Dataset listings of figures:
=====

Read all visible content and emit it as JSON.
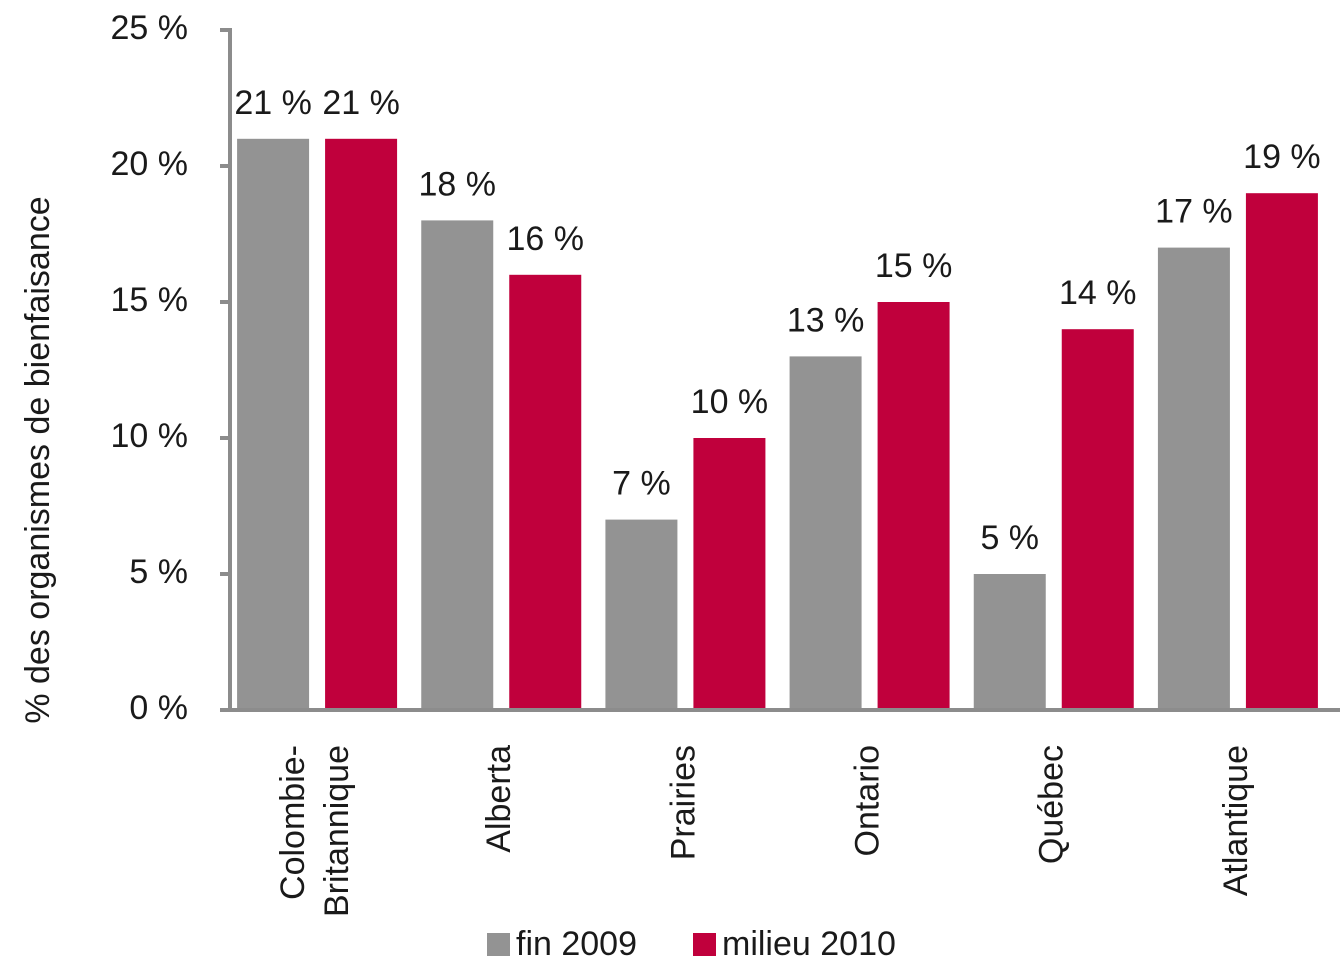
{
  "chart_data": {
    "type": "bar",
    "y_label": "% des organismes de bienfaisance",
    "categories": [
      "Colombie-Britannique",
      "Alberta",
      "Prairies",
      "Ontario",
      "Québec",
      "Atlantique"
    ],
    "series": [
      {
        "name": "fin 2009",
        "color": "#939393",
        "values": [
          21,
          18,
          7,
          13,
          5,
          17
        ],
        "value_labels": [
          "21 %",
          "18 %",
          "7 %",
          "13 %",
          "5 %",
          "17 %"
        ]
      },
      {
        "name": "milieu 2010",
        "color": "#c0003c",
        "values": [
          21,
          16,
          10,
          15,
          14,
          19
        ],
        "value_labels": [
          "21 %",
          "16 %",
          "10 %",
          "15 %",
          "14 %",
          "19 %"
        ]
      }
    ],
    "ylim": [
      0,
      25
    ],
    "yticks": [
      {
        "value": 0,
        "label": "0 %"
      },
      {
        "value": 5,
        "label": "5 %"
      },
      {
        "value": 10,
        "label": "10 %"
      },
      {
        "value": 15,
        "label": "15 %"
      },
      {
        "value": 20,
        "label": "20 %"
      },
      {
        "value": 25,
        "label": "25 %"
      }
    ],
    "legend": "bottom"
  }
}
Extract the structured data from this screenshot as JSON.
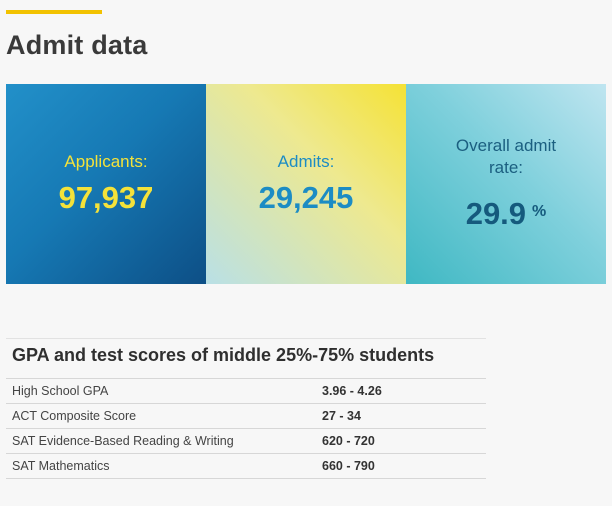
{
  "header": {
    "title": "Admit data"
  },
  "stats": {
    "applicants": {
      "label": "Applicants:",
      "value": "97,937"
    },
    "admits": {
      "label": "Admits:",
      "value": "29,245"
    },
    "admit_rate": {
      "label": "Overall admit rate:",
      "value": "29.9",
      "unit": "%"
    }
  },
  "scores": {
    "title": "GPA and test scores of middle 25%-75% students",
    "rows": [
      {
        "label": "High School GPA",
        "value": "3.96 - 4.26"
      },
      {
        "label": "ACT Composite Score",
        "value": "27 - 34"
      },
      {
        "label": "SAT Evidence-Based Reading & Writing",
        "value": "620 - 720"
      },
      {
        "label": "SAT Mathematics",
        "value": "660 - 790"
      }
    ]
  },
  "colors": {
    "accent": "#f2c200",
    "applicants_bg": "#1679b4",
    "admits_bg": "#eee98f",
    "rate_bg": "#7fd0dc"
  }
}
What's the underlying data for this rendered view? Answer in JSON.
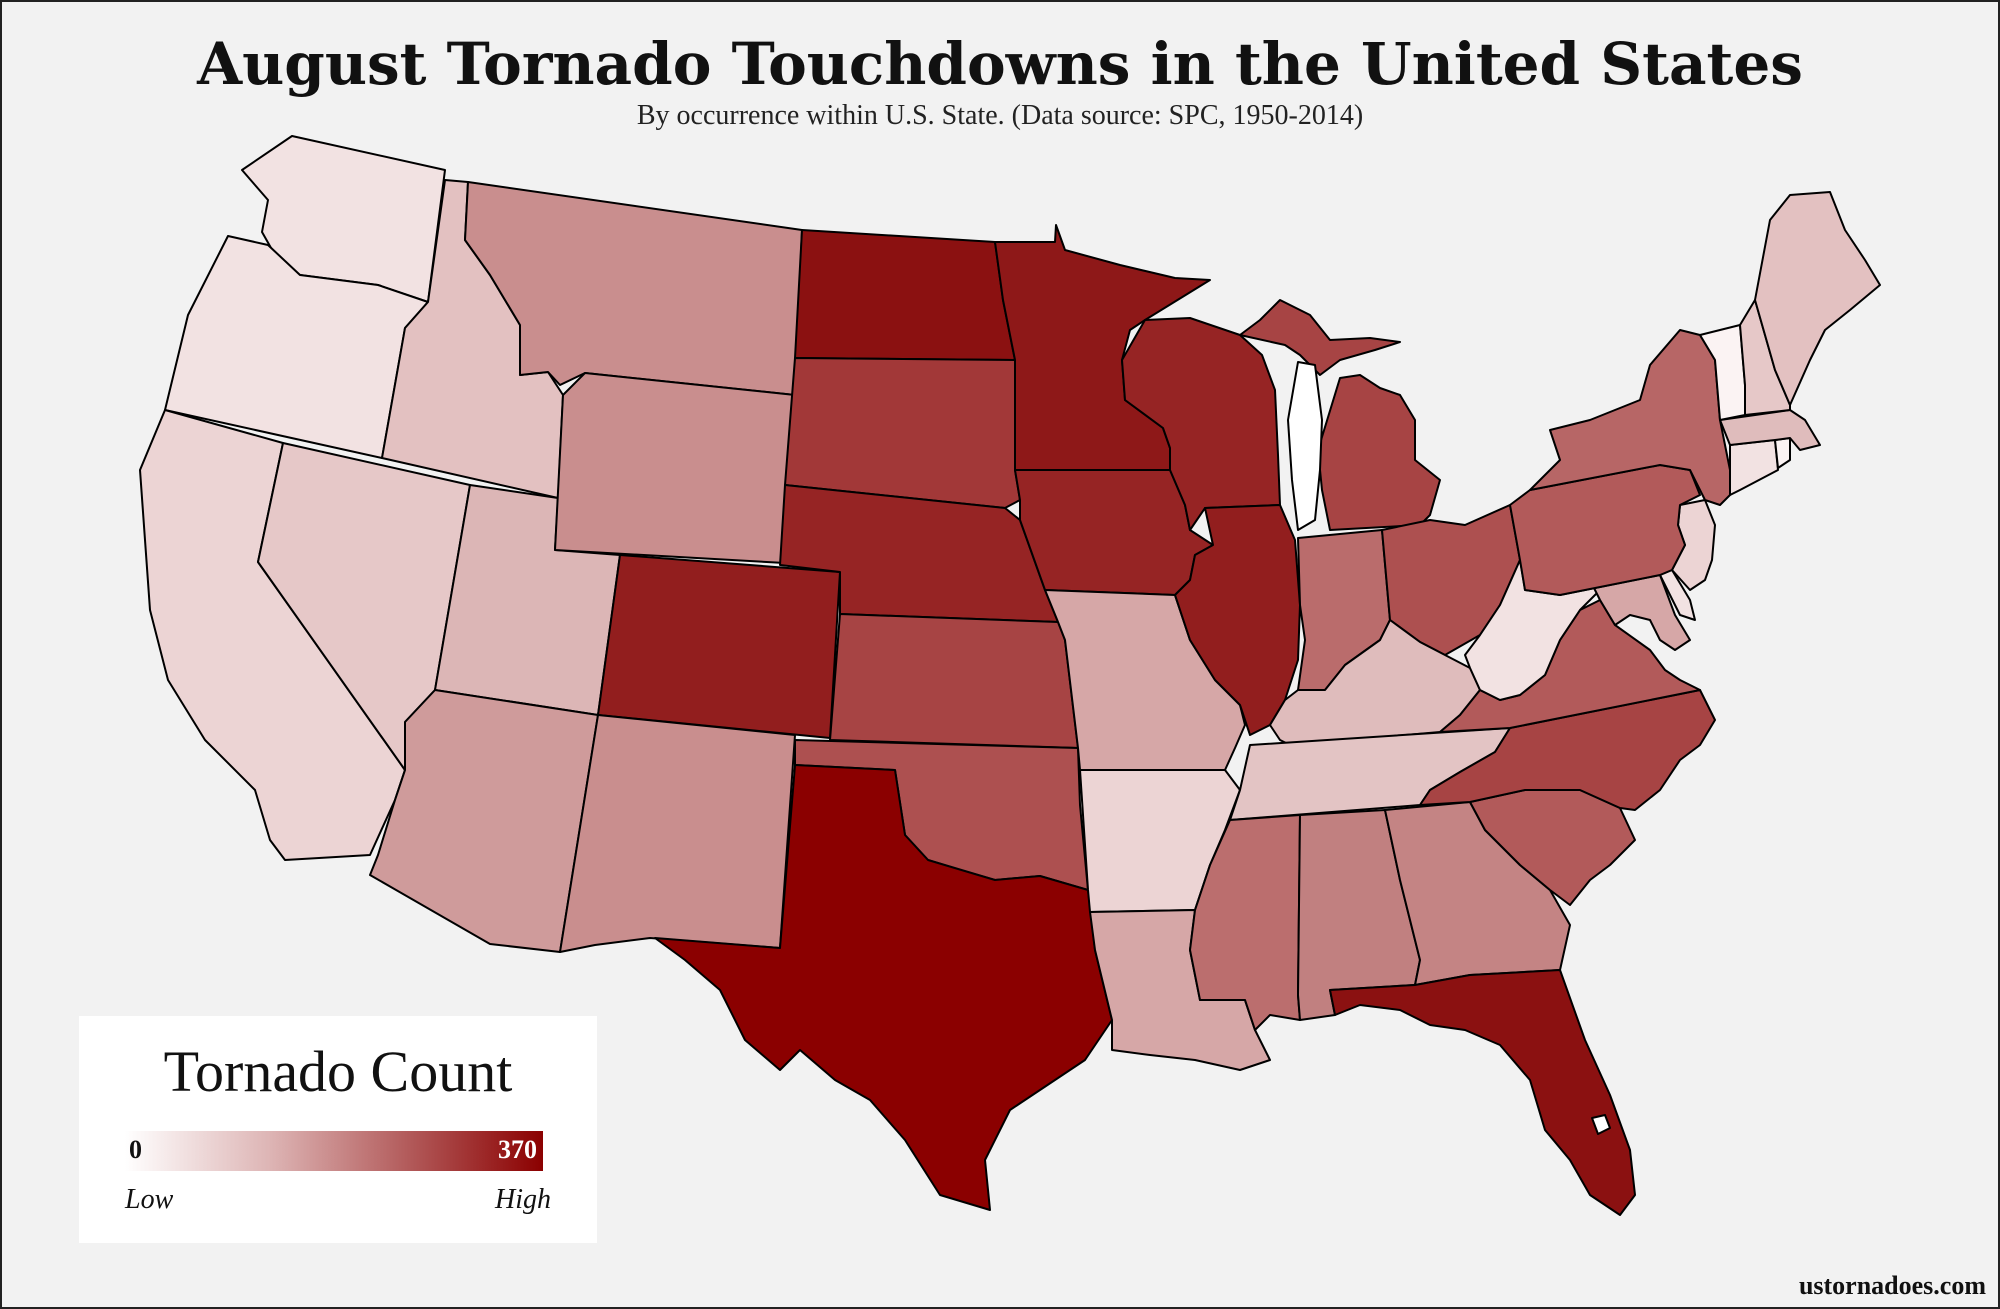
{
  "title": "August Tornado Touchdowns in the United States",
  "subtitle": "By occurrence within U.S. State. (Data source: SPC, 1950-2014)",
  "legend": {
    "title": "Tornado Count",
    "min_label": "0",
    "max_label": "370",
    "low_label": "Low",
    "high_label": "High",
    "color_low": "#ffffff",
    "color_high": "#8b0000"
  },
  "credit": "ustornadoes.com",
  "states": [
    {
      "name": "Washington",
      "fill": "#f2e2e2"
    },
    {
      "name": "Oregon",
      "fill": "#f2e2e2"
    },
    {
      "name": "California",
      "fill": "#ecd4d4"
    },
    {
      "name": "Idaho",
      "fill": "#e3c1c1"
    },
    {
      "name": "Nevada",
      "fill": "#e6c8c8"
    },
    {
      "name": "Utah",
      "fill": "#dcb6b6"
    },
    {
      "name": "Arizona",
      "fill": "#cf9b9b"
    },
    {
      "name": "Montana",
      "fill": "#c98e8e"
    },
    {
      "name": "Wyoming",
      "fill": "#c98e8e"
    },
    {
      "name": "Colorado",
      "fill": "#921e1e"
    },
    {
      "name": "New Mexico",
      "fill": "#c98e8e"
    },
    {
      "name": "North Dakota",
      "fill": "#8b1111"
    },
    {
      "name": "South Dakota",
      "fill": "#a23838"
    },
    {
      "name": "Nebraska",
      "fill": "#962424"
    },
    {
      "name": "Kansas",
      "fill": "#a74444"
    },
    {
      "name": "Oklahoma",
      "fill": "#ad5050"
    },
    {
      "name": "Texas",
      "fill": "#8b0000"
    },
    {
      "name": "Minnesota",
      "fill": "#8e1818"
    },
    {
      "name": "Iowa",
      "fill": "#962424"
    },
    {
      "name": "Missouri",
      "fill": "#d6a7a7"
    },
    {
      "name": "Arkansas",
      "fill": "#ecd4d4"
    },
    {
      "name": "Louisiana",
      "fill": "#d6a7a7"
    },
    {
      "name": "Wisconsin",
      "fill": "#962424"
    },
    {
      "name": "Illinois",
      "fill": "#921e1e"
    },
    {
      "name": "Michigan",
      "fill": "#a74444"
    },
    {
      "name": "Indiana",
      "fill": "#ba6c6c"
    },
    {
      "name": "Ohio",
      "fill": "#ad5050"
    },
    {
      "name": "Kentucky",
      "fill": "#dfbcbc"
    },
    {
      "name": "Tennessee",
      "fill": "#e3c4c4"
    },
    {
      "name": "Mississippi",
      "fill": "#bb6e6e"
    },
    {
      "name": "Alabama",
      "fill": "#c18080"
    },
    {
      "name": "Georgia",
      "fill": "#c48484"
    },
    {
      "name": "Florida",
      "fill": "#8b1111"
    },
    {
      "name": "South Carolina",
      "fill": "#b25a5a"
    },
    {
      "name": "North Carolina",
      "fill": "#a74444"
    },
    {
      "name": "Virginia",
      "fill": "#b25a5a"
    },
    {
      "name": "West Virginia",
      "fill": "#f2e2e2"
    },
    {
      "name": "Maryland",
      "fill": "#d6a7a7"
    },
    {
      "name": "Delaware",
      "fill": "#f2e2e2"
    },
    {
      "name": "New Jersey",
      "fill": "#ecd4d4"
    },
    {
      "name": "Pennsylvania",
      "fill": "#b25a5a"
    },
    {
      "name": "New York",
      "fill": "#b76666"
    },
    {
      "name": "Connecticut",
      "fill": "#f2e2e2"
    },
    {
      "name": "Rhode Island",
      "fill": "#fbf3f3"
    },
    {
      "name": "Massachusetts",
      "fill": "#dfbcbc"
    },
    {
      "name": "Vermont",
      "fill": "#fbf3f3"
    },
    {
      "name": "New Hampshire",
      "fill": "#e6c8c8"
    },
    {
      "name": "Maine",
      "fill": "#e3c1c1"
    }
  ]
}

=====

- Written instruction -
Return the records exactly. Don't carry the pictures over.

- Task solution -
Read all visible content and emit it as JSON.
{
  "chart_data": {
    "type": "bar",
    "y_label": "% des organismes de bienfaisance",
    "categories": [
      "Colombie-Britannique",
      "Alberta",
      "Prairies",
      "Ontario",
      "Québec",
      "Atlantique"
    ],
    "series": [
      {
        "name": "fin 2009",
        "color": "#939393",
        "values": [
          21,
          18,
          7,
          13,
          5,
          17
        ],
        "value_labels": [
          "21 %",
          "18 %",
          "7 %",
          "13 %",
          "5 %",
          "17 %"
        ]
      },
      {
        "name": "milieu 2010",
        "color": "#c0003c",
        "values": [
          21,
          16,
          10,
          15,
          14,
          19
        ],
        "value_labels": [
          "21 %",
          "16 %",
          "10 %",
          "15 %",
          "14 %",
          "19 %"
        ]
      }
    ],
    "ylim": [
      0,
      25
    ],
    "yticks": [
      {
        "value": 0,
        "label": "0 %"
      },
      {
        "value": 5,
        "label": "5 %"
      },
      {
        "value": 10,
        "label": "10 %"
      },
      {
        "value": 15,
        "label": "15 %"
      },
      {
        "value": 20,
        "label": "20 %"
      },
      {
        "value": 25,
        "label": "25 %"
      }
    ],
    "legend": "bottom"
  }
}
Extract the structured data from this screenshot as JSON.
{
  "header": {
    "title": "Admit data"
  },
  "stats": {
    "applicants": {
      "label": "Applicants:",
      "value": "97,937"
    },
    "admits": {
      "label": "Admits:",
      "value": "29,245"
    },
    "admit_rate": {
      "label": "Overall admit rate:",
      "value": "29.9",
      "unit": "%"
    }
  },
  "scores": {
    "title": "GPA and test scores of middle 25%-75% students",
    "rows": [
      {
        "label": "High School GPA",
        "value": "3.96 - 4.26"
      },
      {
        "label": "ACT Composite Score",
        "value": "27 - 34"
      },
      {
        "label": "SAT Evidence-Based Reading & Writing",
        "value": "620 - 720"
      },
      {
        "label": "SAT Mathematics",
        "value": "660 - 790"
      }
    ]
  },
  "colors": {
    "accent": "#f2c200",
    "applicants_bg": "#1679b4",
    "admits_bg": "#eee98f",
    "rate_bg": "#7fd0dc"
  }
}
What's the underlying data for this rendered view? Answer in JSON.
{
  "title": "August Tornado Touchdowns in the United States",
  "subtitle": "By occurrence within U.S. State. (Data source: SPC, 1950-2014)",
  "legend": {
    "title": "Tornado Count",
    "min_label": "0",
    "max_label": "370",
    "low_label": "Low",
    "high_label": "High",
    "color_low": "#ffffff",
    "color_high": "#8b0000"
  },
  "credit": "ustornadoes.com",
  "states": [
    {
      "name": "Washington",
      "fill": "#f2e2e2"
    },
    {
      "name": "Oregon",
      "fill": "#f2e2e2"
    },
    {
      "name": "California",
      "fill": "#ecd4d4"
    },
    {
      "name": "Idaho",
      "fill": "#e3c1c1"
    },
    {
      "name": "Nevada",
      "fill": "#e6c8c8"
    },
    {
      "name": "Utah",
      "fill": "#dcb6b6"
    },
    {
      "name": "Arizona",
      "fill": "#cf9b9b"
    },
    {
      "name": "Montana",
      "fill": "#c98e8e"
    },
    {
      "name": "Wyoming",
      "fill": "#c98e8e"
    },
    {
      "name": "Colorado",
      "fill": "#921e1e"
    },
    {
      "name": "New Mexico",
      "fill": "#c98e8e"
    },
    {
      "name": "North Dakota",
      "fill": "#8b1111"
    },
    {
      "name": "South Dakota",
      "fill": "#a23838"
    },
    {
      "name": "Nebraska",
      "fill": "#962424"
    },
    {
      "name": "Kansas",
      "fill": "#a74444"
    },
    {
      "name": "Oklahoma",
      "fill": "#ad5050"
    },
    {
      "name": "Texas",
      "fill": "#8b0000"
    },
    {
      "name": "Minnesota",
      "fill": "#8e1818"
    },
    {
      "name": "Iowa",
      "fill": "#962424"
    },
    {
      "name": "Missouri",
      "fill": "#d6a7a7"
    },
    {
      "name": "Arkansas",
      "fill": "#ecd4d4"
    },
    {
      "name": "Louisiana",
      "fill": "#d6a7a7"
    },
    {
      "name": "Wisconsin",
      "fill": "#962424"
    },
    {
      "name": "Illinois",
      "fill": "#921e1e"
    },
    {
      "name": "Michigan",
      "fill": "#a74444"
    },
    {
      "name": "Indiana",
      "fill": "#ba6c6c"
    },
    {
      "name": "Ohio",
      "fill": "#ad5050"
    },
    {
      "name": "Kentucky",
      "fill": "#dfbcbc"
    },
    {
      "name": "Tennessee",
      "fill": "#e3c4c4"
    },
    {
      "name": "Mississippi",
      "fill": "#bb6e6e"
    },
    {
      "name": "Alabama",
      "fill": "#c18080"
    },
    {
      "name": "Georgia",
      "fill": "#c48484"
    },
    {
      "name": "Florida",
      "fill": "#8b1111"
    },
    {
      "name": "South Carolina",
      "fill": "#b25a5a"
    },
    {
      "name": "North Carolina",
      "fill": "#a74444"
    },
    {
      "name": "Virginia",
      "fill": "#b25a5a"
    },
    {
      "name": "West Virginia",
      "fill": "#f2e2e2"
    },
    {
      "name": "Maryland",
      "fill": "#d6a7a7"
    },
    {
      "name": "Delaware",
      "fill": "#f2e2e2"
    },
    {
      "name": "New Jersey",
      "fill": "#ecd4d4"
    },
    {
      "name": "Pennsylvania",
      "fill": "#b25a5a"
    },
    {
      "name": "New York",
      "fill": "#b76666"
    },
    {
      "name": "Connecticut",
      "fill": "#f2e2e2"
    },
    {
      "name": "Rhode Island",
      "fill": "#fbf3f3"
    },
    {
      "name": "Massachusetts",
      "fill": "#dfbcbc"
    },
    {
      "name": "Vermont",
      "fill": "#fbf3f3"
    },
    {
      "name": "New Hampshire",
      "fill": "#e6c8c8"
    },
    {
      "name": "Maine",
      "fill": "#e3c1c1"
    }
  ]
}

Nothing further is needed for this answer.